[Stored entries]
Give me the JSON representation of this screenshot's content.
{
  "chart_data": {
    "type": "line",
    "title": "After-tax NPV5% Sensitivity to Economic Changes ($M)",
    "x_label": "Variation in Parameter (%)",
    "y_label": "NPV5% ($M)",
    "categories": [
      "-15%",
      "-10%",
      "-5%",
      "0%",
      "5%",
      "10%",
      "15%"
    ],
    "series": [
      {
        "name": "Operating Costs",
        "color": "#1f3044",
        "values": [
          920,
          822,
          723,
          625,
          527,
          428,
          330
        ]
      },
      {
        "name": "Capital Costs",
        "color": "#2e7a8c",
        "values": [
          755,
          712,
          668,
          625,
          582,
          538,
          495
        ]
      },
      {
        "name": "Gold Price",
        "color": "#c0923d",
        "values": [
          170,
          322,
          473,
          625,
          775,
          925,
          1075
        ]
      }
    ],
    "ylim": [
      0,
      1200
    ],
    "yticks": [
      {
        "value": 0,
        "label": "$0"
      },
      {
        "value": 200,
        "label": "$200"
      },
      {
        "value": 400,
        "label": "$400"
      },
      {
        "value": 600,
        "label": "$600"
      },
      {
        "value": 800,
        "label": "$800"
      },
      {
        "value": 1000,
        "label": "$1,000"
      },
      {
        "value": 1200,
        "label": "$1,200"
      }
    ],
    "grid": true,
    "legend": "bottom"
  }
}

Short exercise
Write out every line exactly as it stands.

Response
Give me the JSON representation of this screenshot's content.
{
  "chart_data": {
    "type": "line",
    "title": "After-tax NPV5% Sensitivity to Economic Changes ($M)",
    "x_label": "Variation in Parameter (%)",
    "y_label": "NPV5% ($M)",
    "categories": [
      "-15%",
      "-10%",
      "-5%",
      "0%",
      "5%",
      "10%",
      "15%"
    ],
    "series": [
      {
        "name": "Operating Costs",
        "color": "#1f3044",
        "values": [
          920,
          822,
          723,
          625,
          527,
          428,
          330
        ]
      },
      {
        "name": "Capital Costs",
        "color": "#2e7a8c",
        "values": [
          755,
          712,
          668,
          625,
          582,
          538,
          495
        ]
      },
      {
        "name": "Gold Price",
        "color": "#c0923d",
        "values": [
          170,
          322,
          473,
          625,
          775,
          925,
          1075
        ]
      }
    ],
    "ylim": [
      0,
      1200
    ],
    "yticks": [
      {
        "value": 0,
        "label": "$0"
      },
      {
        "value": 200,
        "label": "$200"
      },
      {
        "value": 400,
        "label": "$400"
      },
      {
        "value": 600,
        "label": "$600"
      },
      {
        "value": 800,
        "label": "$800"
      },
      {
        "value": 1000,
        "label": "$1,000"
      },
      {
        "value": 1200,
        "label": "$1,200"
      }
    ],
    "grid": true,
    "legend": "bottom"
  }
}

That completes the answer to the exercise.